Items from a data source:

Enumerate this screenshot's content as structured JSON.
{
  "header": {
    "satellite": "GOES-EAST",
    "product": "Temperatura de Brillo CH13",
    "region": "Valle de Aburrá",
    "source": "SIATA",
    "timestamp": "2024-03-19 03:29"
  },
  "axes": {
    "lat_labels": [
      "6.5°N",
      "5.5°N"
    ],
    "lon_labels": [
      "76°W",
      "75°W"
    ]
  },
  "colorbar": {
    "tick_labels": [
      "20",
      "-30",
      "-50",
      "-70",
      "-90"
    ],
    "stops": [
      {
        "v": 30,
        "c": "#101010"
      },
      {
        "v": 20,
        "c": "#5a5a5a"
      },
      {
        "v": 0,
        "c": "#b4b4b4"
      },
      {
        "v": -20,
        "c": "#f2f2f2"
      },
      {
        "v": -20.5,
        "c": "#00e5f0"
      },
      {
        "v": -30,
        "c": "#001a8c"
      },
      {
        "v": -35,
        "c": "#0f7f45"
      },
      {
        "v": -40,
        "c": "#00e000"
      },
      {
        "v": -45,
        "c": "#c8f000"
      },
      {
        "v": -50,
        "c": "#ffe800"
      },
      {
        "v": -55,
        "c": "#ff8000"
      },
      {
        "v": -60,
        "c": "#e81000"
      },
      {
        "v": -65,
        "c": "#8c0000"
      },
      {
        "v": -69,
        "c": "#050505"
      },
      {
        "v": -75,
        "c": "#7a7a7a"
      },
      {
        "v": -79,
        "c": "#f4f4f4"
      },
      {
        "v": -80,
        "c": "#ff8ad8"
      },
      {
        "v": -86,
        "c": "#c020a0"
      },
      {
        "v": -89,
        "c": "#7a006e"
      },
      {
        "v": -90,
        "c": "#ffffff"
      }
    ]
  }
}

The request
Give the complete listing a second time, exactly as it reads.

Reply
Enumerate this screenshot's content as structured JSON.
{
  "header": {
    "satellite": "GOES-EAST",
    "product": "Temperatura de Brillo CH13",
    "region": "Valle de Aburrá",
    "source": "SIATA",
    "timestamp": "2024-03-19 03:29"
  },
  "axes": {
    "lat_labels": [
      "6.5°N",
      "5.5°N"
    ],
    "lon_labels": [
      "76°W",
      "75°W"
    ]
  },
  "colorbar": {
    "tick_labels": [
      "20",
      "-30",
      "-50",
      "-70",
      "-90"
    ],
    "stops": [
      {
        "v": 30,
        "c": "#101010"
      },
      {
        "v": 20,
        "c": "#5a5a5a"
      },
      {
        "v": 0,
        "c": "#b4b4b4"
      },
      {
        "v": -20,
        "c": "#f2f2f2"
      },
      {
        "v": -20.5,
        "c": "#00e5f0"
      },
      {
        "v": -30,
        "c": "#001a8c"
      },
      {
        "v": -35,
        "c": "#0f7f45"
      },
      {
        "v": -40,
        "c": "#00e000"
      },
      {
        "v": -45,
        "c": "#c8f000"
      },
      {
        "v": -50,
        "c": "#ffe800"
      },
      {
        "v": -55,
        "c": "#ff8000"
      },
      {
        "v": -60,
        "c": "#e81000"
      },
      {
        "v": -65,
        "c": "#8c0000"
      },
      {
        "v": -69,
        "c": "#050505"
      },
      {
        "v": -75,
        "c": "#7a7a7a"
      },
      {
        "v": -79,
        "c": "#f4f4f4"
      },
      {
        "v": -80,
        "c": "#ff8ad8"
      },
      {
        "v": -86,
        "c": "#c020a0"
      },
      {
        "v": -89,
        "c": "#7a006e"
      },
      {
        "v": -90,
        "c": "#ffffff"
      }
    ]
  }
}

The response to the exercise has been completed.